> **Exercise prompt**
Make an exact copy of the lines below.

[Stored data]
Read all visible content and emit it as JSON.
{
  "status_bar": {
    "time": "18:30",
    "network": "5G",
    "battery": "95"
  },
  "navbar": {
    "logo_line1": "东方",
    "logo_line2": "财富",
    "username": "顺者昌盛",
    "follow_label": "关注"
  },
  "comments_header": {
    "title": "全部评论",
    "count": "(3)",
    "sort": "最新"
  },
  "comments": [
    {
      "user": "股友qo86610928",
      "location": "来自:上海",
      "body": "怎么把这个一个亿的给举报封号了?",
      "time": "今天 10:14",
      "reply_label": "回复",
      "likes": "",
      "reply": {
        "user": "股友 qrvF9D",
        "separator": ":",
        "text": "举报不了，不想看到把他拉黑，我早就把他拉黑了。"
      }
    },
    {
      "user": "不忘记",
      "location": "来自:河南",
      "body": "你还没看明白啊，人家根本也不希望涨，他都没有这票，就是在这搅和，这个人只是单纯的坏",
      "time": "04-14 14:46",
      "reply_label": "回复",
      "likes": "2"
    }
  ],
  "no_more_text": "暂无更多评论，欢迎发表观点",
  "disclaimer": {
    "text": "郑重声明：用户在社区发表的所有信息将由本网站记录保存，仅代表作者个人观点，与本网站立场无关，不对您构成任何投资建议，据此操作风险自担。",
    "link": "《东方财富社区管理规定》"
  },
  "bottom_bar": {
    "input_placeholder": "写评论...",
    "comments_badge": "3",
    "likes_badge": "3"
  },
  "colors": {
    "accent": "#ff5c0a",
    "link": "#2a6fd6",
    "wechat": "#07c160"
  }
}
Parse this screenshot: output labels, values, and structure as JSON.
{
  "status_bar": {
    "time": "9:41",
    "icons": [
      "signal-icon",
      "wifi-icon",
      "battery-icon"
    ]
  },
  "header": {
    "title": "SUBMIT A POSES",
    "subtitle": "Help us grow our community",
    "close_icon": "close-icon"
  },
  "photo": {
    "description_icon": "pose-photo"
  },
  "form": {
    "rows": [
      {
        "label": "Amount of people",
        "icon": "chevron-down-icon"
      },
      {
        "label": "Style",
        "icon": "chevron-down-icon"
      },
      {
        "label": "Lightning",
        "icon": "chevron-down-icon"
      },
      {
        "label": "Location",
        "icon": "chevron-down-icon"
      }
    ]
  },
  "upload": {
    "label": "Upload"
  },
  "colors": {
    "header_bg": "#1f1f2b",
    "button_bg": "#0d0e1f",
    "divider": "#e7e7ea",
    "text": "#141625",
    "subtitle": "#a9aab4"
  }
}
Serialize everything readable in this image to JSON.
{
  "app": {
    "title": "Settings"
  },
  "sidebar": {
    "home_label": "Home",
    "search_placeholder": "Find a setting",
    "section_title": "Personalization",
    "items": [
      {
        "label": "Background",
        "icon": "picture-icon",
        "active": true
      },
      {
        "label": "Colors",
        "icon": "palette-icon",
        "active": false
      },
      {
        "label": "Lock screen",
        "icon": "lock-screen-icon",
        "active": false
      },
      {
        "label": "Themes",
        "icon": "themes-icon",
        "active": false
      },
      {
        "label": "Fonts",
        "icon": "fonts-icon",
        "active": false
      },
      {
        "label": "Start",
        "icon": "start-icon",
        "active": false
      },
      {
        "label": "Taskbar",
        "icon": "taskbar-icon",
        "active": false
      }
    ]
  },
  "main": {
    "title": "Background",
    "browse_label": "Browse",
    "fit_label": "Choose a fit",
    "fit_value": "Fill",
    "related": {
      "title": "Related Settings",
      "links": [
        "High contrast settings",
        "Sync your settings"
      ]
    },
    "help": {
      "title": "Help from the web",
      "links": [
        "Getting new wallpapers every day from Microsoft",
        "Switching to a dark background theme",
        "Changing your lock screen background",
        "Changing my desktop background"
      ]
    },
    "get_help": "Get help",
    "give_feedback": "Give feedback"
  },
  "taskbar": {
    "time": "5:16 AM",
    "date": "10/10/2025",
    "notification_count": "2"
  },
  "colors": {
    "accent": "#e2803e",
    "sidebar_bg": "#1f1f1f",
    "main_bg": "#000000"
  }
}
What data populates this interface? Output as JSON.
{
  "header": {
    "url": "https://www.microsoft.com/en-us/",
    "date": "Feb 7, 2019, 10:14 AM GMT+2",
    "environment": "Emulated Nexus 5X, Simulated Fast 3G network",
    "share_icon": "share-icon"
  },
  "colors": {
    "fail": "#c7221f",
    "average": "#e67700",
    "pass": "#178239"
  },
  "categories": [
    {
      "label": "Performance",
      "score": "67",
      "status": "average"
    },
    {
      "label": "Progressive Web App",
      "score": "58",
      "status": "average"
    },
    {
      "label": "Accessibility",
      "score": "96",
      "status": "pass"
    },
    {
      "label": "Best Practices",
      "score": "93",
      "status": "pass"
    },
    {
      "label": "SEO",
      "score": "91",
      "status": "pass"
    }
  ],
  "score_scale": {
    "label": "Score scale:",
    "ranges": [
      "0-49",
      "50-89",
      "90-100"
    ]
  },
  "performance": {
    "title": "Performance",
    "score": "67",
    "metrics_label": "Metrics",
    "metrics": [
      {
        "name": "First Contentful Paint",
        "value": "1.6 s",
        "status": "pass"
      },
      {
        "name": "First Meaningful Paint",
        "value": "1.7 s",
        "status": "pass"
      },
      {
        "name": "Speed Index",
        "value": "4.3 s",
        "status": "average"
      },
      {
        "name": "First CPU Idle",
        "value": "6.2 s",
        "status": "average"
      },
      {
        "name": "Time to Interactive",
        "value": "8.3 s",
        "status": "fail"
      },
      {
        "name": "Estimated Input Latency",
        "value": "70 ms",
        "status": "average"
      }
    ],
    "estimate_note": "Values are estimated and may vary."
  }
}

> **Task output**
Read all visible content and emit it as JSON.
{
  "status_bar": {
    "time": "18:30",
    "network": "5G",
    "battery": "95"
  },
  "navbar": {
    "logo_line1": "东方",
    "logo_line2": "财富",
    "username": "顺者昌盛",
    "follow_label": "关注"
  },
  "comments_header": {
    "title": "全部评论",
    "count": "(3)",
    "sort": "最新"
  },
  "comments": [
    {
      "user": "股友qo86610928",
      "location": "来自:上海",
      "body": "怎么把这个一个亿的给举报封号了?",
      "time": "今天 10:14",
      "reply_label": "回复",
      "likes": "",
      "reply": {
        "user": "股友 qrvF9D",
        "separator": ":",
        "text": "举报不了，不想看到把他拉黑，我早就把他拉黑了。"
      }
    },
    {
      "user": "不忘记",
      "location": "来自:河南",
      "body": "你还没看明白啊，人家根本也不希望涨，他都没有这票，就是在这搅和，这个人只是单纯的坏",
      "time": "04-14 14:46",
      "reply_label": "回复",
      "likes": "2"
    }
  ],
  "no_more_text": "暂无更多评论，欢迎发表观点",
  "disclaimer": {
    "text": "郑重声明：用户在社区发表的所有信息将由本网站记录保存，仅代表作者个人观点，与本网站立场无关，不对您构成任何投资建议，据此操作风险自担。",
    "link": "《东方财富社区管理规定》"
  },
  "bottom_bar": {
    "input_placeholder": "写评论...",
    "comments_badge": "3",
    "likes_badge": "3"
  },
  "colors": {
    "accent": "#ff5c0a",
    "link": "#2a6fd6",
    "wechat": "#07c160"
  }
}
Parse this screenshot: output labels, values, and structure as JSON.
{
  "status_bar": {
    "time": "9:41",
    "icons": [
      "signal-icon",
      "wifi-icon",
      "battery-icon"
    ]
  },
  "header": {
    "title": "SUBMIT A POSES",
    "subtitle": "Help us grow our community",
    "close_icon": "close-icon"
  },
  "photo": {
    "description_icon": "pose-photo"
  },
  "form": {
    "rows": [
      {
        "label": "Amount of people",
        "icon": "chevron-down-icon"
      },
      {
        "label": "Style",
        "icon": "chevron-down-icon"
      },
      {
        "label": "Lightning",
        "icon": "chevron-down-icon"
      },
      {
        "label": "Location",
        "icon": "chevron-down-icon"
      }
    ]
  },
  "upload": {
    "label": "Upload"
  },
  "colors": {
    "header_bg": "#1f1f2b",
    "button_bg": "#0d0e1f",
    "divider": "#e7e7ea",
    "text": "#141625",
    "subtitle": "#a9aab4"
  }
}
Serialize everything readable in this image to JSON.
{
  "app": {
    "title": "Settings"
  },
  "sidebar": {
    "home_label": "Home",
    "search_placeholder": "Find a setting",
    "section_title": "Personalization",
    "items": [
      {
        "label": "Background",
        "icon": "picture-icon",
        "active": true
      },
      {
        "label": "Colors",
        "icon": "palette-icon",
        "active": false
      },
      {
        "label": "Lock screen",
        "icon": "lock-screen-icon",
        "active": false
      },
      {
        "label": "Themes",
        "icon": "themes-icon",
        "active": false
      },
      {
        "label": "Fonts",
        "icon": "fonts-icon",
        "active": false
      },
      {
        "label": "Start",
        "icon": "start-icon",
        "active": false
      },
      {
        "label": "Taskbar",
        "icon": "taskbar-icon",
        "active": false
      }
    ]
  },
  "main": {
    "title": "Background",
    "browse_label": "Browse",
    "fit_label": "Choose a fit",
    "fit_value": "Fill",
    "related": {
      "title": "Related Settings",
      "links": [
        "High contrast settings",
        "Sync your settings"
      ]
    },
    "help": {
      "title": "Help from the web",
      "links": [
        "Getting new wallpapers every day from Microsoft",
        "Switching to a dark background theme",
        "Changing your lock screen background",
        "Changing my desktop background"
      ]
    },
    "get_help": "Get help",
    "give_feedback": "Give feedback"
  },
  "taskbar": {
    "time": "5:16 AM",
    "date": "10/10/2025",
    "notification_count": "2"
  },
  "colors": {
    "accent": "#e2803e",
    "sidebar_bg": "#1f1f1f",
    "main_bg": "#000000"
  }
}
What data populates this interface? Output as JSON.
{
  "header": {
    "url": "https://www.microsoft.com/en-us/",
    "date": "Feb 7, 2019, 10:14 AM GMT+2",
    "environment": "Emulated Nexus 5X, Simulated Fast 3G network",
    "share_icon": "share-icon"
  },
  "colors": {
    "fail": "#c7221f",
    "average": "#e67700",
    "pass": "#178239"
  },
  "categories": [
    {
      "label": "Performance",
      "score": "67",
      "status": "average"
    },
    {
      "label": "Progressive Web App",
      "score": "58",
      "status": "average"
    },
    {
      "label": "Accessibility",
      "score": "96",
      "status": "pass"
    },
    {
      "label": "Best Practices",
      "score": "93",
      "status": "pass"
    },
    {
      "label": "SEO",
      "score": "91",
      "status": "pass"
    }
  ],
  "score_scale": {
    "label": "Score scale:",
    "ranges": [
      "0-49",
      "50-89",
      "90-100"
    ]
  },
  "performance": {
    "title": "Performance",
    "score": "67",
    "metrics_label": "Metrics",
    "metrics": [
      {
        "name": "First Contentful Paint",
        "value": "1.6 s",
        "status": "pass"
      },
      {
        "name": "First Meaningful Paint",
        "value": "1.7 s",
        "status": "pass"
      },
      {
        "name": "Speed Index",
        "value": "4.3 s",
        "status": "average"
      },
      {
        "name": "First CPU Idle",
        "value": "6.2 s",
        "status": "average"
      },
      {
        "name": "Time to Interactive",
        "value": "8.3 s",
        "status": "fail"
      },
      {
        "name": "Estimated Input Latency",
        "value": "70 ms",
        "status": "average"
      }
    ],
    "estimate_note": "Values are estimated and may vary."
  }
}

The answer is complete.